--- start of Records for this task ---
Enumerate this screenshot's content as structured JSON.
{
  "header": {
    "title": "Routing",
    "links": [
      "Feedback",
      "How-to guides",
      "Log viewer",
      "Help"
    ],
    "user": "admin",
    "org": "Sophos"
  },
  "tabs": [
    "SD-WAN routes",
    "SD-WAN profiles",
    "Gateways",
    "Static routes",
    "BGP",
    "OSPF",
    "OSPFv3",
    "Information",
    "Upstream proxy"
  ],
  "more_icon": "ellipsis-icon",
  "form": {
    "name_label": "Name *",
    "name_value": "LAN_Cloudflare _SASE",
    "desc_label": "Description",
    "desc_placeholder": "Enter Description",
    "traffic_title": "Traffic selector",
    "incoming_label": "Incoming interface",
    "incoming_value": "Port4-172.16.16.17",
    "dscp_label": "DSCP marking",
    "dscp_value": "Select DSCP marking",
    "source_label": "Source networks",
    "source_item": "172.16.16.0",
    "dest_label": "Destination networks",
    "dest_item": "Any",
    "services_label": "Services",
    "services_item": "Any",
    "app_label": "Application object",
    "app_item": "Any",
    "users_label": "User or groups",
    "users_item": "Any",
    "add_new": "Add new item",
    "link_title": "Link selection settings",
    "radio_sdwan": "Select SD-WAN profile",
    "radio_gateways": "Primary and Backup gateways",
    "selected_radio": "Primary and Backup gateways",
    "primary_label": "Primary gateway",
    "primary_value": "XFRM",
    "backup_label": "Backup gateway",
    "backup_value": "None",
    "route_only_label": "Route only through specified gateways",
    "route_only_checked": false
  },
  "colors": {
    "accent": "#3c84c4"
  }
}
--- end of Records for this task ---
* **Your task**
The records above are to be repeated exactly, in their entirety.

* **Full solution**
Enumerate this screenshot's content as structured JSON.
{
  "header": {
    "title": "Routing",
    "links": [
      "Feedback",
      "How-to guides",
      "Log viewer",
      "Help"
    ],
    "user": "admin",
    "org": "Sophos"
  },
  "tabs": [
    "SD-WAN routes",
    "SD-WAN profiles",
    "Gateways",
    "Static routes",
    "BGP",
    "OSPF",
    "OSPFv3",
    "Information",
    "Upstream proxy"
  ],
  "more_icon": "ellipsis-icon",
  "form": {
    "name_label": "Name *",
    "name_value": "LAN_Cloudflare _SASE",
    "desc_label": "Description",
    "desc_placeholder": "Enter Description",
    "traffic_title": "Traffic selector",
    "incoming_label": "Incoming interface",
    "incoming_value": "Port4-172.16.16.17",
    "dscp_label": "DSCP marking",
    "dscp_value": "Select DSCP marking",
    "source_label": "Source networks",
    "source_item": "172.16.16.0",
    "dest_label": "Destination networks",
    "dest_item": "Any",
    "services_label": "Services",
    "services_item": "Any",
    "app_label": "Application object",
    "app_item": "Any",
    "users_label": "User or groups",
    "users_item": "Any",
    "add_new": "Add new item",
    "link_title": "Link selection settings",
    "radio_sdwan": "Select SD-WAN profile",
    "radio_gateways": "Primary and Backup gateways",
    "selected_radio": "Primary and Backup gateways",
    "primary_label": "Primary gateway",
    "primary_value": "XFRM",
    "backup_label": "Backup gateway",
    "backup_value": "None",
    "route_only_label": "Route only through specified gateways",
    "route_only_checked": false
  },
  "colors": {
    "accent": "#3c84c4"
  }
}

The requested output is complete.